## THE TASK:
Locate every line in the records below that holds the word "liftgate" and return each one.

## DATA RECORDS:

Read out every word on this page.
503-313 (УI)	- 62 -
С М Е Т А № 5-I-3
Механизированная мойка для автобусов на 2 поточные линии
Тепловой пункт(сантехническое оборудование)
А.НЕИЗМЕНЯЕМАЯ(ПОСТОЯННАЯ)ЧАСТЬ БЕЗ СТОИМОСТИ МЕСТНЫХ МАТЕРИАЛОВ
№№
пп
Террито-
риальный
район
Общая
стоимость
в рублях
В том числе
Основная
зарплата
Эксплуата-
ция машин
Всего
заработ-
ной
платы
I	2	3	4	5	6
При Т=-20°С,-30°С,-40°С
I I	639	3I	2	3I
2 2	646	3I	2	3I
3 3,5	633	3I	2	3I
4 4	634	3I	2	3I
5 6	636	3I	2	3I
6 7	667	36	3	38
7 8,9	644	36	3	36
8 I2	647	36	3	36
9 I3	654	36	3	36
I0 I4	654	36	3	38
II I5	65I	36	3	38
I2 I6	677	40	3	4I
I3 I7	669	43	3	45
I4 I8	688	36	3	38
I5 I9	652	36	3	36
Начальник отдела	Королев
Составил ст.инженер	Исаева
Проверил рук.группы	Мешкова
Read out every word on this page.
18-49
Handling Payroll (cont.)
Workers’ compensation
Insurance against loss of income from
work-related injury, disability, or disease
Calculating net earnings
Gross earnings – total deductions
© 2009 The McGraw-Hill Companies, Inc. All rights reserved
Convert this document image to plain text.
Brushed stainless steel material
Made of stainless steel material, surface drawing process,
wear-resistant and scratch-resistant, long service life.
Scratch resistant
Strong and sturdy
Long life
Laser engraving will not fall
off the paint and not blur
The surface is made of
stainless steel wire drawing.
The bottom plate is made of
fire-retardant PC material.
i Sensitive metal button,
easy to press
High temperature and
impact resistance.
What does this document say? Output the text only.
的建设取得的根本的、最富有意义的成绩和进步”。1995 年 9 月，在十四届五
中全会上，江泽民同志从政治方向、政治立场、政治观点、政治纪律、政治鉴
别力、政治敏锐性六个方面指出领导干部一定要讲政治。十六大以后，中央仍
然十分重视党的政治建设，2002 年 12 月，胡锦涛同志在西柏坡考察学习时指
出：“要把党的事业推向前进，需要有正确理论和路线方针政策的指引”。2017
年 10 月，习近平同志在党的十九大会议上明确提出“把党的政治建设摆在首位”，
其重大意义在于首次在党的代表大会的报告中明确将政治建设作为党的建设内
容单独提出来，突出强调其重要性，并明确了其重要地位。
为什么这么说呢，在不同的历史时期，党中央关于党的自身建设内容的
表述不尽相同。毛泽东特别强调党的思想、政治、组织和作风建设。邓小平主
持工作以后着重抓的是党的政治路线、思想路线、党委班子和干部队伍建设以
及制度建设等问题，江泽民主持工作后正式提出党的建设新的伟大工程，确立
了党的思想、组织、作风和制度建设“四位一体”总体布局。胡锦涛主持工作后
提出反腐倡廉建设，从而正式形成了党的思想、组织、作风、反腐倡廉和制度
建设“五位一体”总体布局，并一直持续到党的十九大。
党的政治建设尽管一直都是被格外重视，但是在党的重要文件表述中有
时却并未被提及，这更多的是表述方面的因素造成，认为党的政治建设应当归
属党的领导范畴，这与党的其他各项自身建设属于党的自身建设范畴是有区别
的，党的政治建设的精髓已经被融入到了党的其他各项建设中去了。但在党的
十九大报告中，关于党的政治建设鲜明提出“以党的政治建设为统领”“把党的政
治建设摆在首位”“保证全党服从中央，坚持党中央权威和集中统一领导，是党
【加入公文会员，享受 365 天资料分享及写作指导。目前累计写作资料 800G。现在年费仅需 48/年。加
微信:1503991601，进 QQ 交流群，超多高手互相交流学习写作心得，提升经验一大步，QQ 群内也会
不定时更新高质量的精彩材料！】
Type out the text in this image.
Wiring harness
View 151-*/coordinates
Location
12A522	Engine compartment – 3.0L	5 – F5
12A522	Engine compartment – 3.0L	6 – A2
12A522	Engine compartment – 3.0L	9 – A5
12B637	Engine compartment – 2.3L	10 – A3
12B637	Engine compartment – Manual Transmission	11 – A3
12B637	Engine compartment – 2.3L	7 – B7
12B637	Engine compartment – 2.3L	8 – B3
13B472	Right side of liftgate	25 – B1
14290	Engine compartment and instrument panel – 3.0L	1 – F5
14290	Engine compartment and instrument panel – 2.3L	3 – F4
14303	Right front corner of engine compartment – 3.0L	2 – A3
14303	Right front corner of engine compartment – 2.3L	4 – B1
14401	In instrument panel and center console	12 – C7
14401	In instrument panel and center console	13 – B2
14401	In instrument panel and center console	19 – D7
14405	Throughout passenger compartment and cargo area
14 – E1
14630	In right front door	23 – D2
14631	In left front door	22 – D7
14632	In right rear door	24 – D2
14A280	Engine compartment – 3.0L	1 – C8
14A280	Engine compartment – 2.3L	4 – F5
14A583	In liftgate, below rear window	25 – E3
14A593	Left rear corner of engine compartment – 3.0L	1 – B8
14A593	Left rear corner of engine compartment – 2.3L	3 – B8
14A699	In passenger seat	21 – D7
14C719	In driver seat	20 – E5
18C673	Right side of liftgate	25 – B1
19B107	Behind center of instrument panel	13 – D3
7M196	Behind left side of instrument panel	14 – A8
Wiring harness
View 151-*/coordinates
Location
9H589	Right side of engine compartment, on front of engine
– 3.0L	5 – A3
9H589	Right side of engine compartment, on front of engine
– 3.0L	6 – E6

## WRITTEN RESPONSE:
13B472	Right side of liftgate	25 – B1
14A583	In liftgate, below rear window	25 – E3
18C673	Right side of liftgate	25 – B1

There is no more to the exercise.